[Excerpt from a dataset]
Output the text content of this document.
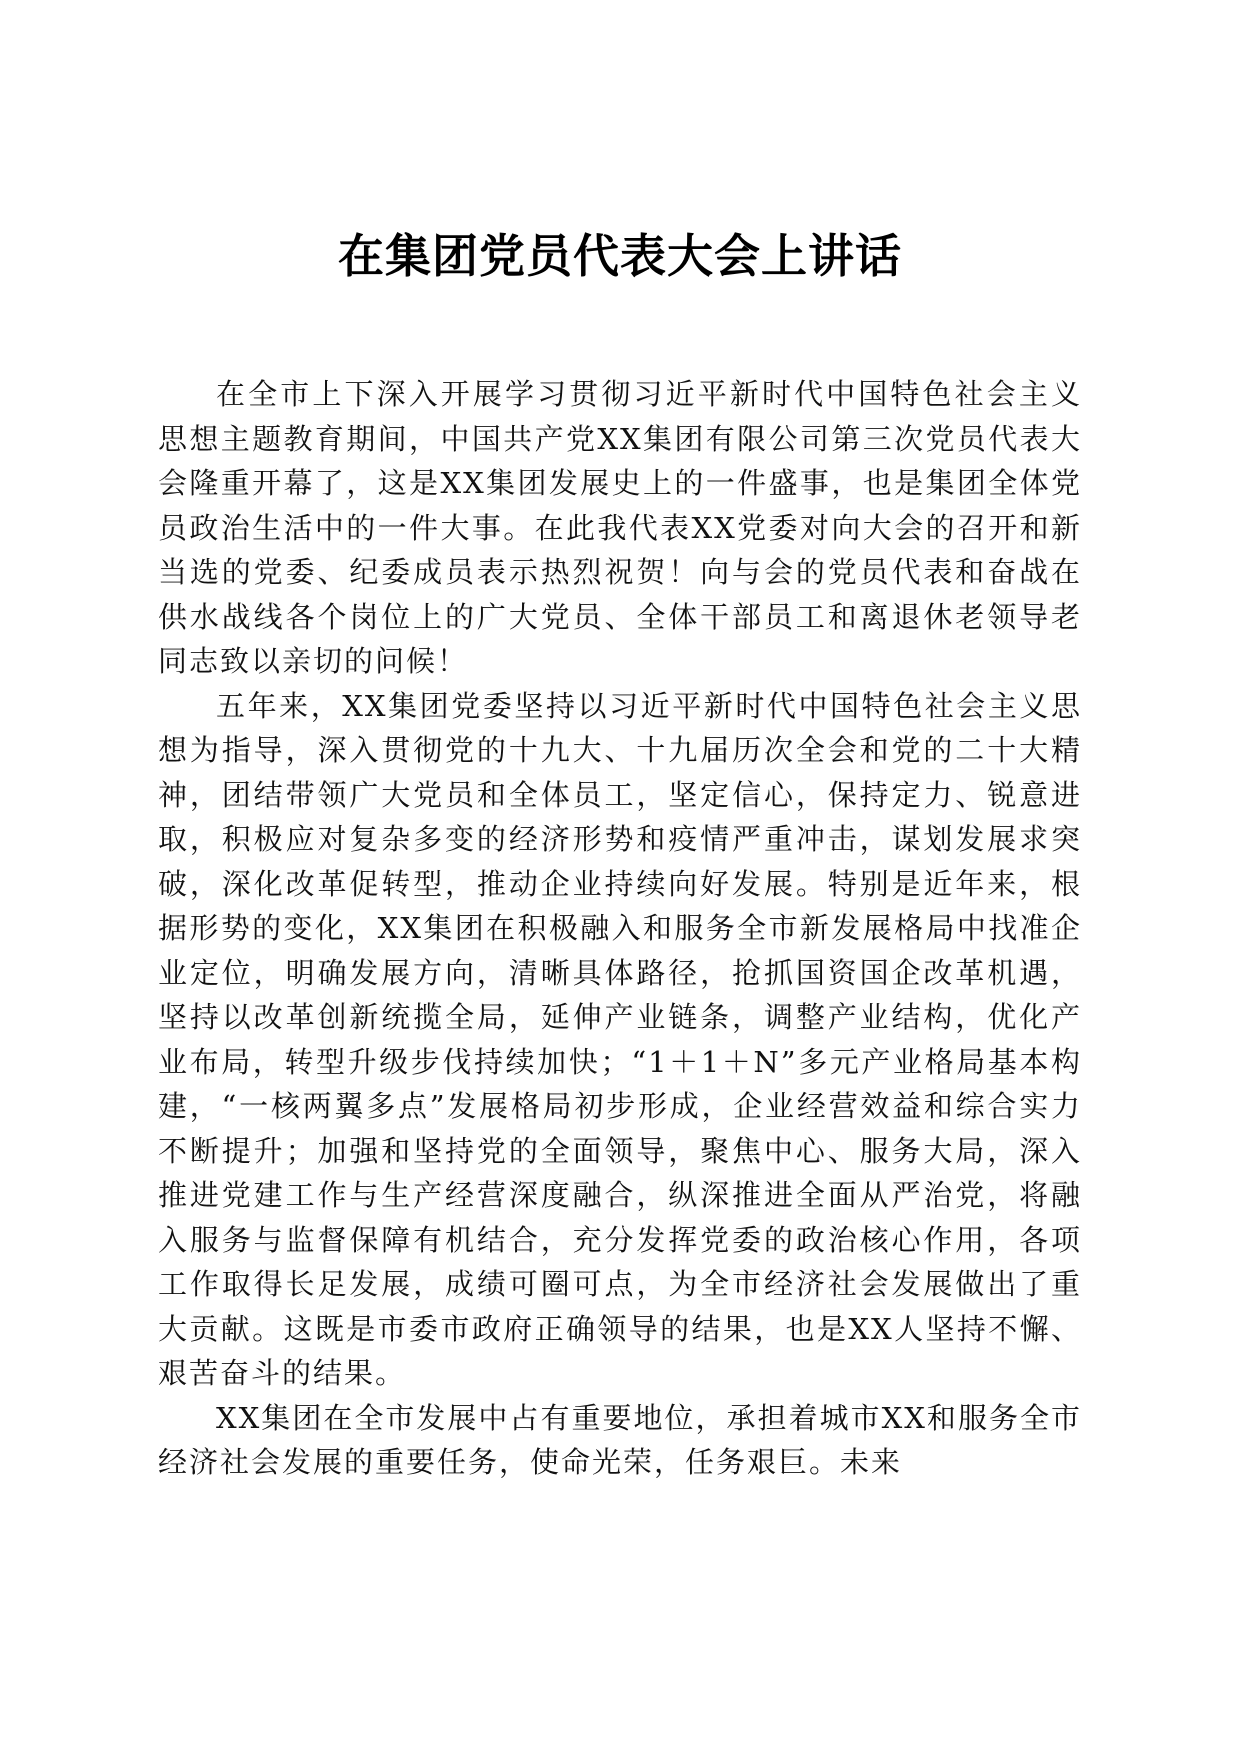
在集团党员代表大会上讲话

在全市上下深入开展学习贯彻习近平新时代中国特色社会主义思想主题教育期间，中国共产党XX集团有限公司第三次党员代表大会隆重开幕了，这是XX集团发展史上的一件盛事，也是集团全体党员政治生活中的一件大事。在此我代表XX党委对向大会的召开和新当选的党委、纪委成员表示热烈祝贺！向与会的党员代表和奋战在供水战线各个岗位上的广大党员、全体干部员工和离退休老领导老同志致以亲切的问候！

五年来，XX集团党委坚持以习近平新时代中国特色社会主义思想为指导，深入贯彻党的十九大、十九届历次全会和党的二十大精神，团结带领广大党员和全体员工，坚定信心，保持定力、锐意进取，积极应对复杂多变的经济形势和疫情严重冲击，谋划发展求突破，深化改革促转型，推动企业持续向好发展。特别是近年来，根据形势的变化，XX集团在积极融入和服务全市新发展格局中找准企业定位，明确发展方向，清晰具体路径，抢抓国资国企改革机遇，坚持以改革创新统揽全局，延伸产业链条，调整产业结构，优化产业布局，转型升级步伐持续加快；“1＋1＋N”多元产业格局基本构建，“一核两翼多点”发展格局初步形成，企业经营效益和综合实力不断提升；加强和坚持党的全面领导，聚焦中心、服务大局，深入推进党建工作与生产经营深度融合，纵深推进全面从严治党，将融入服务与监督保障有机结合，充分发挥党委的政治核心作用，各项工作取得长足发展，成绩可圈可点，为全市经济社会发展做出了重大贡献。这既是市委市政府正确领导的结果，也是XX人坚持不懈、艰苦奋斗的结果。

XX集团在全市发展中占有重要地位，承担着城市XX和服务全市经济社会发展的重要任务，使命光荣，任务艰巨。未来
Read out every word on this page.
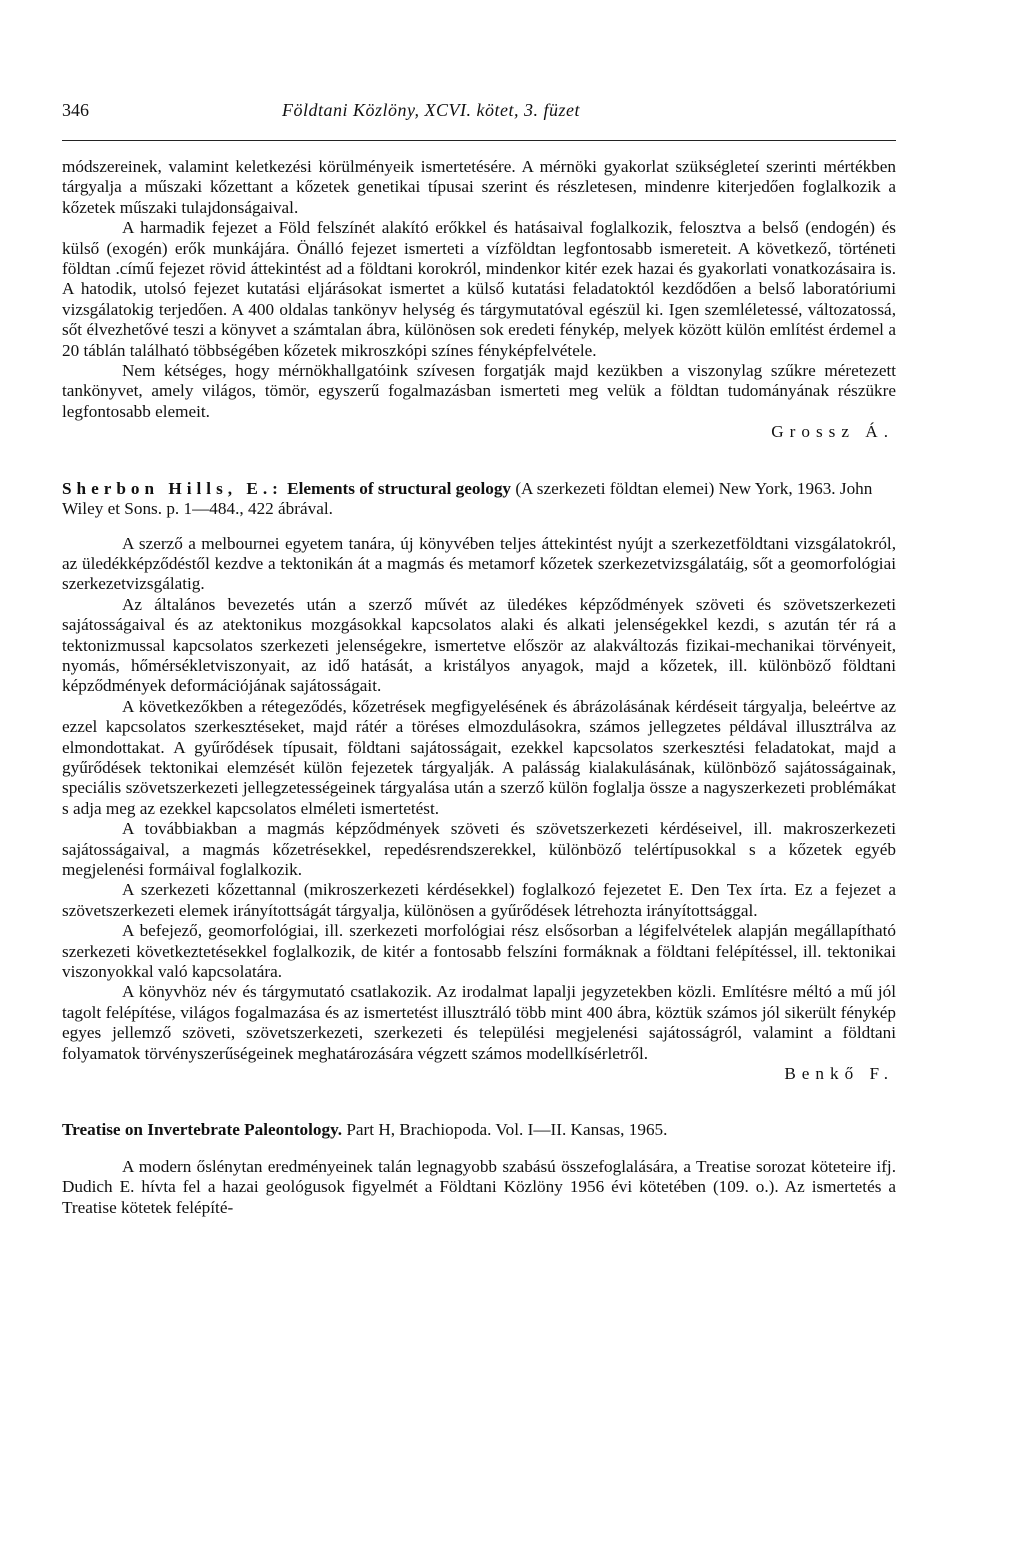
346	Földtani Közlöny, XCVI. kötet, 3. füzet

módszereinek, valamint keletkezési körülményeik ismertetésére. A mérnöki gyakorlat szükségleteí szerinti mértékben tárgyalja a műszaki kőzettant a kőzetek genetikai típusai szerint és részletesen, mindenre kiterjedően foglalkozik a kőzetek műszaki tulajdonságaival.

A harmadik fejezet a Föld felszínét alakító erőkkel és hatásaival foglalkozik, felosztva a belső (endogén) és külső (exogén) erők munkájára. Önálló fejezet ismerteti a vízföldtan legfontosabb ismereteit. A következő, történeti földtan .című fejezet rövid áttekintést ad a földtani korokról, mindenkor kitér ezek hazai és gyakorlati vonatkozásaira is. A hatodik, utolsó fejezet kutatási eljárásokat ismertet a külső kutatási feladatoktól kezdődően a belső laboratóriumi vizsgálatokig terjedően. A 400 oldalas tankönyv helység és tárgymutatóval egészül ki. Igen szemléletessé, változatossá, sőt élvezhetővé teszi a könyvet a számtalan ábra, különösen sok eredeti fénykép, melyek között külön említést érdemel a 20 táblán található többségében kőzetek mikroszkópi színes fényképfelvétele.

Nem kétséges, hogy mérnökhallgatóink szívesen forgatják majd kezükben a viszonylag szűkre méretezett tankönyvet, amely világos, tömör, egyszerű fogalmazásban ismerteti meg velük a földtan tudományának részükre legfontosabb elemeit.

Grossz Á.
Sherbon Hills, E.: Elements of structural geology (A szerkezeti földtan elemei) New York, 1963. John Wiley et Sons. p. 1—484., 422 ábrával.

A szerző a melbournei egyetem tanára, új könyvében teljes áttekintést nyújt a szerkezetföldtani vizsgálatokról, az üledékképződéstől kezdve a tektonikán át a magmás és metamorf kőzetek szerkezetvizsgálatáig, sőt a geomorfológiai szerkezetvizsgálatig.

Az általános bevezetés után a szerző művét az üledékes képződmények szöveti és szövetszerkezeti sajátosságaival és az atektonikus mozgásokkal kapcsolatos alaki és alkati jelenségekkel kezdi, s azután tér rá a tektonizmussal kapcsolatos szerkezeti jelenségekre, ismertetve először az alakváltozás fizikai-mechanikai törvényeit, nyomás, hőmérsékletviszonyait, az idő hatását, a kristályos anyagok, majd a kőzetek, ill. különböző földtani képződmények deformációjának sajátosságait.

A következőkben a rétegeződés, kőzetrések megfigyelésének és ábrázolásának kérdéseit tárgyalja, beleértve az ezzel kapcsolatos szerkesztéseket, majd rátér a töréses elmozdulásokra, számos jellegzetes példával illusztrálva az elmondottakat. A gyűrődések típusait, földtani sajátosságait, ezekkel kapcsolatos szerkesztési feladatokat, majd a gyűrődések tektonikai elemzését külön fejezetek tárgyalják. A palásság kialakulásának, különböző sajátosságainak, speciális szövetszerkezeti jellegzetességeinek tárgyalása után a szerző külön foglalja össze a nagyszerkezeti problémákat s adja meg az ezekkel kapcsolatos elméleti ismertetést.

A továbbiakban a magmás képződmények szöveti és szövetszerkezeti kérdéseivel, ill. makroszerkezeti sajátosságaival, a magmás kőzetrésekkel, repedésrendszerekkel, különböző telértípusokkal s a kőzetek egyéb megjelenési formáival foglalkozik.

A szerkezeti kőzettannal (mikroszerkezeti kérdésekkel) foglalkozó fejezetet E. Den Tex írta. Ez a fejezet a szövetszerkezeti elemek irányítottságát tárgyalja, különösen a gyűrődések létrehozta irányítottsággal.

A befejező, geomorfológiai, ill. szerkezeti morfológiai rész elsősorban a légifelvételek alapján megállapítható szerkezeti következtetésekkel foglalkozik, de kitér a fontosabb felszíni formáknak a földtani felépítéssel, ill. tektonikai viszonyokkal való kapcsolatára.

A könyvhöz név és tárgymutató csatlakozik. Az irodalmat lapalji jegyzetekben közli. Említésre méltó a mű jól tagolt felépítése, világos fogalmazása és az ismertetést illusztráló több mint 400 ábra, köztük számos jól sikerült fénykép egyes jellemző szöveti, szövetszerkezeti, szerkezeti és települési megjelenési sajátosságról, valamint a földtani folyamatok törvényszerűségeinek meghatározására végzett számos modellkísérletről.

Benkő F.
Treatise on Invertebrate Paleontology. Part H, Brachiopoda. Vol. I—II. Kansas, 1965.

A modern őslénytan eredményeinek talán legnagyobb szabású összefoglalására, a Treatise sorozat köteteire ifj. Dudich E. hívta fel a hazai geológusok figyelmét a Földtani Közlöny 1956 évi kötetében (109. o.). Az ismertetés a Treatise kötetek felépíté-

§ **WHAT YOU SHOULD DO**
Find the lines holding "geomorfológiai" and list every one.

§ **TASK OUTPUT**
A szerző a melbournei egyetem tanára, új könyvében teljes áttekintést nyújt a szerkezetföldtani vizsgálatokról, az üledékképződéstől kezdve a tektonikán át a magmás és metamorf kőzetek szerkezetvizsgálatáig, sőt a geomorfológiai szerkezetvizsgálatig.
A befejező, geomorfológiai, ill. szerkezeti morfológiai rész elsősorban a légifelvételek alapján megállapítható szerkezeti következtetésekkel foglalkozik, de kitér a fontosabb felszíni formáknak a földtani felépítéssel, ill. tektonikai viszonyokkal való kapcsolatára.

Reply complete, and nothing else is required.